══ PROVIDED RECORDS

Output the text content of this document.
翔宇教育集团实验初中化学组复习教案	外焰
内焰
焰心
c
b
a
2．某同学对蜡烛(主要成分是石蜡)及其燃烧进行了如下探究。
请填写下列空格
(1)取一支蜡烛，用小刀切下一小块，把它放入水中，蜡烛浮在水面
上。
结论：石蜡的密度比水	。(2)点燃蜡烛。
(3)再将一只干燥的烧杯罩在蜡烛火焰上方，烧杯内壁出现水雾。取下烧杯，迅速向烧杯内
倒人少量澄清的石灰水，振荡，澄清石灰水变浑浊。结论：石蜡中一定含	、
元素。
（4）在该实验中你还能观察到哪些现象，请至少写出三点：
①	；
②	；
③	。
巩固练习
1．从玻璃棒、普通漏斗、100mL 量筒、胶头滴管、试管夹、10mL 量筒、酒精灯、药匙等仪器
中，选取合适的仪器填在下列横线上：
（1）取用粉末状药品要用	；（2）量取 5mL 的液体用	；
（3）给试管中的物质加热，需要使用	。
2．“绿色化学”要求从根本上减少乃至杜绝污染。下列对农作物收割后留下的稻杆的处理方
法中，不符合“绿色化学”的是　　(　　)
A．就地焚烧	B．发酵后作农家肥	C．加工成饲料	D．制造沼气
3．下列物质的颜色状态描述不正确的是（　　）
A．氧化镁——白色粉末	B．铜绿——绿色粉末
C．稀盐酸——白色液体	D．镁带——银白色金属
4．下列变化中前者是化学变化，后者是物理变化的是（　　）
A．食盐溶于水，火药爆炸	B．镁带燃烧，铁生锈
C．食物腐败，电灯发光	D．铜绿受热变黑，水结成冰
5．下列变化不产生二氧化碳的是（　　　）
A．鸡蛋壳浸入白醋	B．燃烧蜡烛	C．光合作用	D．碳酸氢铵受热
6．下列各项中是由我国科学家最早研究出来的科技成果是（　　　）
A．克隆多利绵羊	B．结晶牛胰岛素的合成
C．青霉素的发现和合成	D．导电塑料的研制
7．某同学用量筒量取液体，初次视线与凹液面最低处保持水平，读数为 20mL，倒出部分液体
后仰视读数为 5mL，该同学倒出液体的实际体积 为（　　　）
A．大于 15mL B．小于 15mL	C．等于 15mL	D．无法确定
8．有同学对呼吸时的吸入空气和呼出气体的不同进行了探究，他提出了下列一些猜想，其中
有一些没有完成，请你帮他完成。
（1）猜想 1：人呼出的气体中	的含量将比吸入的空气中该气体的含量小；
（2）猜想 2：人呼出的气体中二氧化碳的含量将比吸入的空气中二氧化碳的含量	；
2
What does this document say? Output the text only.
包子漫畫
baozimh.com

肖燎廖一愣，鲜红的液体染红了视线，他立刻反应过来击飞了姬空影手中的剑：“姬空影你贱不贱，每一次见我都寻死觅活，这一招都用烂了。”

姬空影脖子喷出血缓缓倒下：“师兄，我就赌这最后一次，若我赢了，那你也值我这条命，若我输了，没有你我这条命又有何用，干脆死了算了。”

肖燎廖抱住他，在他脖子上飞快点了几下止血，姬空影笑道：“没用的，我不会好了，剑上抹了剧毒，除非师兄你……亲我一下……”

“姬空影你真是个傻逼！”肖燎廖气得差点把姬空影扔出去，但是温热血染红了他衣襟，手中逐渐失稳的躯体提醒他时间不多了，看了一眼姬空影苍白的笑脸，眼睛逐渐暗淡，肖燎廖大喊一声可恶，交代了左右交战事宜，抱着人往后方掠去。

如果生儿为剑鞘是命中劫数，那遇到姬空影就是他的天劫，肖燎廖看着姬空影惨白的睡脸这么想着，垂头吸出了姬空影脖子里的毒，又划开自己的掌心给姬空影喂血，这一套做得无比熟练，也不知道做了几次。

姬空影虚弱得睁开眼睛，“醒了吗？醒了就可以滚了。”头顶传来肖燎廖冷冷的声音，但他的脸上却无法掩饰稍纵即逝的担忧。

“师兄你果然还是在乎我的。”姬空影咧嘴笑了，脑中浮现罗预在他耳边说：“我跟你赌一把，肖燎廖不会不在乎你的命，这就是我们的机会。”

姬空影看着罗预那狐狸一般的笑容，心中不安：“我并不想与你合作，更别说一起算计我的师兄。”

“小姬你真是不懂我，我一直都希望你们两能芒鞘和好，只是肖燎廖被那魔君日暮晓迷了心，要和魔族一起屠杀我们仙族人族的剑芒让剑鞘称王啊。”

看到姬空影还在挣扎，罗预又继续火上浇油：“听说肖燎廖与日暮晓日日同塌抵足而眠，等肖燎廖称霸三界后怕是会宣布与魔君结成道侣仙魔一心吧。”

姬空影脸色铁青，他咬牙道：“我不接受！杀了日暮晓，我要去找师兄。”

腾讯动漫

════

# EXERCISE BRIEF
Copy each record from above without leaving any out.

# CORRECT RESULT
Output the text content of this document.
翔宇教育集团实验初中化学组复习教案	外焰
内焰
焰心
c
b
a
2．某同学对蜡烛(主要成分是石蜡)及其燃烧进行了如下探究。
请填写下列空格
(1)取一支蜡烛，用小刀切下一小块，把它放入水中，蜡烛浮在水面
上。
结论：石蜡的密度比水	。(2)点燃蜡烛。
(3)再将一只干燥的烧杯罩在蜡烛火焰上方，烧杯内壁出现水雾。取下烧杯，迅速向烧杯内
倒人少量澄清的石灰水，振荡，澄清石灰水变浑浊。结论：石蜡中一定含	、
元素。
（4）在该实验中你还能观察到哪些现象，请至少写出三点：
①	；
②	；
③	。
巩固练习
1．从玻璃棒、普通漏斗、100mL 量筒、胶头滴管、试管夹、10mL 量筒、酒精灯、药匙等仪器
中，选取合适的仪器填在下列横线上：
（1）取用粉末状药品要用	；（2）量取 5mL 的液体用	；
（3）给试管中的物质加热，需要使用	。
2．“绿色化学”要求从根本上减少乃至杜绝污染。下列对农作物收割后留下的稻杆的处理方
法中，不符合“绿色化学”的是　　(　　)
A．就地焚烧	B．发酵后作农家肥	C．加工成饲料	D．制造沼气
3．下列物质的颜色状态描述不正确的是（　　）
A．氧化镁——白色粉末	B．铜绿——绿色粉末
C．稀盐酸——白色液体	D．镁带——银白色金属
4．下列变化中前者是化学变化，后者是物理变化的是（　　）
A．食盐溶于水，火药爆炸	B．镁带燃烧，铁生锈
C．食物腐败，电灯发光	D．铜绿受热变黑，水结成冰
5．下列变化不产生二氧化碳的是（　　　）
A．鸡蛋壳浸入白醋	B．燃烧蜡烛	C．光合作用	D．碳酸氢铵受热
6．下列各项中是由我国科学家最早研究出来的科技成果是（　　　）
A．克隆多利绵羊	B．结晶牛胰岛素的合成
C．青霉素的发现和合成	D．导电塑料的研制
7．某同学用量筒量取液体，初次视线与凹液面最低处保持水平，读数为 20mL，倒出部分液体
后仰视读数为 5mL，该同学倒出液体的实际体积 为（　　　）
A．大于 15mL B．小于 15mL	C．等于 15mL	D．无法确定
8．有同学对呼吸时的吸入空气和呼出气体的不同进行了探究，他提出了下列一些猜想，其中
有一些没有完成，请你帮他完成。
（1）猜想 1：人呼出的气体中	的含量将比吸入的空气中该气体的含量小；
（2）猜想 2：人呼出的气体中二氧化碳的含量将比吸入的空气中二氧化碳的含量	；
2
What does this document say? Output the text only.
包子漫畫
baozimh.com

肖燎廖一愣，鲜红的液体染红了视线，他立刻反应过来击飞了姬空影手中的剑：“姬空影你贱不贱，每一次见我都寻死觅活，这一招都用烂了。”

姬空影脖子喷出血缓缓倒下：“师兄，我就赌这最后一次，若我赢了，那你也值我这条命，若我输了，没有你我这条命又有何用，干脆死了算了。”

肖燎廖抱住他，在他脖子上飞快点了几下止血，姬空影笑道：“没用的，我不会好了，剑上抹了剧毒，除非师兄你……亲我一下……”

“姬空影你真是个傻逼！”肖燎廖气得差点把姬空影扔出去，但是温热血染红了他衣襟，手中逐渐失稳的躯体提醒他时间不多了，看了一眼姬空影苍白的笑脸，眼睛逐渐暗淡，肖燎廖大喊一声可恶，交代了左右交战事宜，抱着人往后方掠去。

如果生儿为剑鞘是命中劫数，那遇到姬空影就是他的天劫，肖燎廖看着姬空影惨白的睡脸这么想着，垂头吸出了姬空影脖子里的毒，又划开自己的掌心给姬空影喂血，这一套做得无比熟练，也不知道做了几次。

姬空影虚弱得睁开眼睛，“醒了吗？醒了就可以滚了。”头顶传来肖燎廖冷冷的声音，但他的脸上却无法掩饰稍纵即逝的担忧。

“师兄你果然还是在乎我的。”姬空影咧嘴笑了，脑中浮现罗预在他耳边说：“我跟你赌一把，肖燎廖不会不在乎你的命，这就是我们的机会。”

姬空影看着罗预那狐狸一般的笑容，心中不安：“我并不想与你合作，更别说一起算计我的师兄。”

“小姬你真是不懂我，我一直都希望你们两能芒鞘和好，只是肖燎廖被那魔君日暮晓迷了心，要和魔族一起屠杀我们仙族人族的剑芒让剑鞘称王啊。”

看到姬空影还在挣扎，罗预又继续火上浇油：“听说肖燎廖与日暮晓日日同塌抵足而眠，等肖燎廖称霸三界后怕是会宣布与魔君结成道侣仙魔一心吧。”

姬空影脸色铁青，他咬牙道：“我不接受！杀了日暮晓，我要去找师兄。”

腾讯动漫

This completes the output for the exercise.